Data provided:
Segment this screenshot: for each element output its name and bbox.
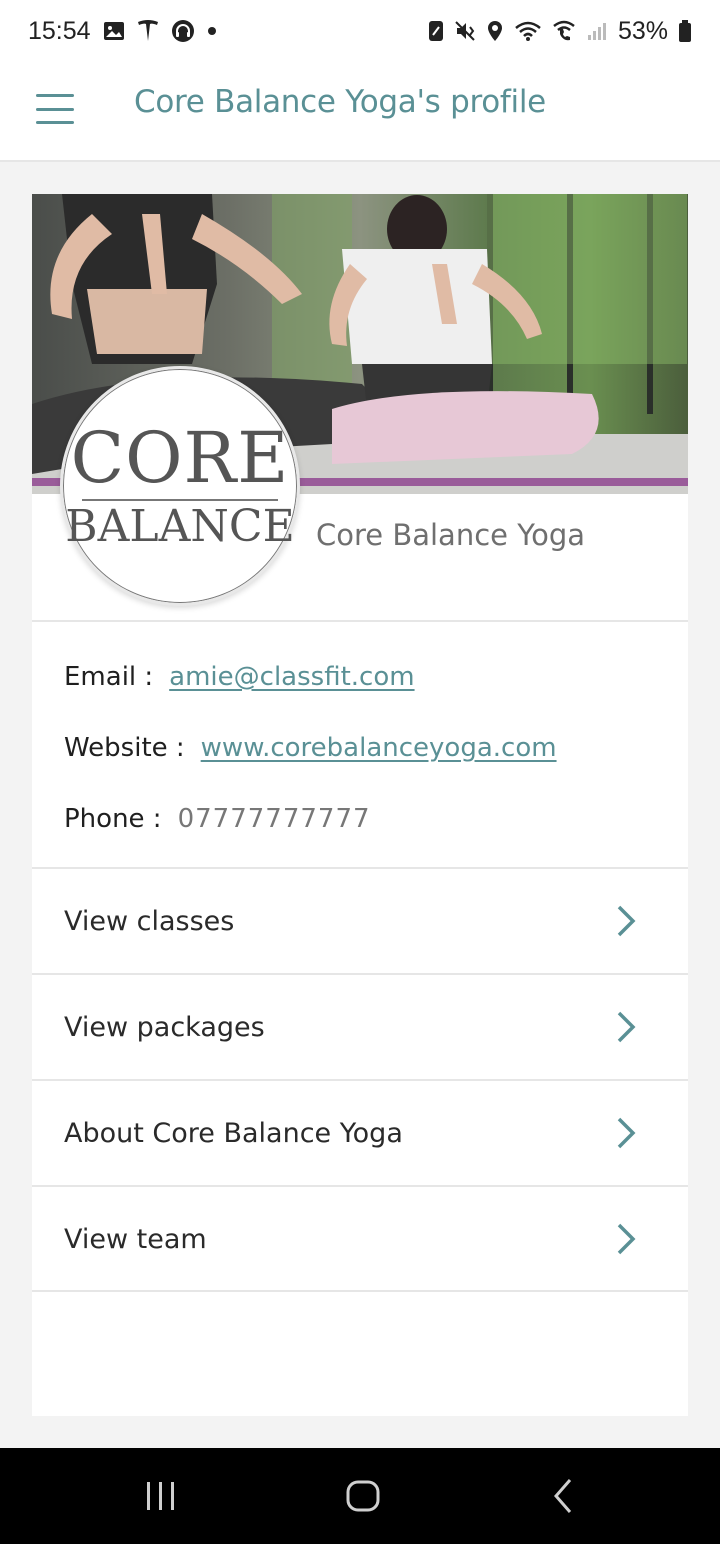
nfc-icon <box>428 20 444 42</box>
website-row: Website : www.corebalanceyoga.com <box>64 733 557 763</box>
nav-item-label: View packages <box>64 1011 265 1043</box>
chevron-right-icon <box>617 1011 636 1043</box>
nav-item-label: View classes <box>64 905 235 937</box>
hamburger-menu-icon[interactable] <box>36 94 76 124</box>
battery-icon <box>678 19 692 43</box>
divider <box>32 1290 688 1292</box>
wifi-call-icon <box>552 20 576 42</box>
nav-item-label: About Core Balance Yoga <box>64 1117 403 1149</box>
chevron-right-icon <box>617 1223 636 1255</box>
signal-icon <box>586 20 608 42</box>
website-link[interactable]: www.corebalanceyoga.com <box>201 733 557 763</box>
studio-logo: CORE BALANCE <box>60 366 300 606</box>
website-label: Website : <box>64 733 185 763</box>
chevron-right-icon <box>617 1117 636 1149</box>
chevron-right-icon <box>617 905 636 937</box>
status-time: 15:54 <box>28 16 91 45</box>
divider <box>32 620 688 622</box>
tesla-icon <box>137 19 159 43</box>
studio-name: Core Balance Yoga <box>316 518 586 552</box>
view-classes-button[interactable]: View classes <box>32 869 688 973</box>
profile-card: CORE BALANCE Core Balance Yoga Email : a… <box>32 194 688 1416</box>
recents-icon[interactable] <box>144 1476 178 1516</box>
logo-text-balance: BALANCE <box>65 501 295 552</box>
phone-row: Phone : 07777777777 <box>64 804 371 834</box>
email-row: Email : amie@classfit.com <box>64 662 415 692</box>
mute-vibrate-icon <box>454 20 476 42</box>
about-button[interactable]: About Core Balance Yoga <box>32 1081 688 1185</box>
location-icon <box>486 20 504 42</box>
status-right: 53% <box>428 17 692 46</box>
view-packages-button[interactable]: View packages <box>32 975 688 1079</box>
dot-icon <box>207 26 217 36</box>
email-label: Email : <box>64 662 154 692</box>
battery-percent: 53% <box>617 16 668 45</box>
home-icon[interactable] <box>344 1476 382 1516</box>
logo-text-core: CORE <box>70 417 290 499</box>
phone-label: Phone : <box>64 804 162 834</box>
headset-icon <box>171 19 195 43</box>
view-team-button[interactable]: View team <box>32 1187 688 1291</box>
page-title: Core Balance Yoga's profile <box>134 84 546 120</box>
back-icon[interactable] <box>550 1476 576 1516</box>
system-nav-bar <box>0 1448 720 1544</box>
wifi-icon <box>514 20 542 42</box>
status-bar: 15:54 53% <box>0 0 720 62</box>
status-left: 15:54 <box>28 17 217 46</box>
app-bar: Core Balance Yoga's profile <box>0 62 720 162</box>
phone-value: 07777777777 <box>177 804 371 834</box>
nav-item-label: View team <box>64 1223 207 1255</box>
gallery-icon <box>103 20 125 42</box>
email-link[interactable]: amie@classfit.com <box>169 662 414 692</box>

Stated exercise: Collect each line of the records above in which the string "link" occurs, and copy every such line in full.

Solution:
website-link[interactable]: www.corebalanceyoga.com <box>201 733 557 763</box>
email-link[interactable]: amie@classfit.com <box>169 662 414 692</box>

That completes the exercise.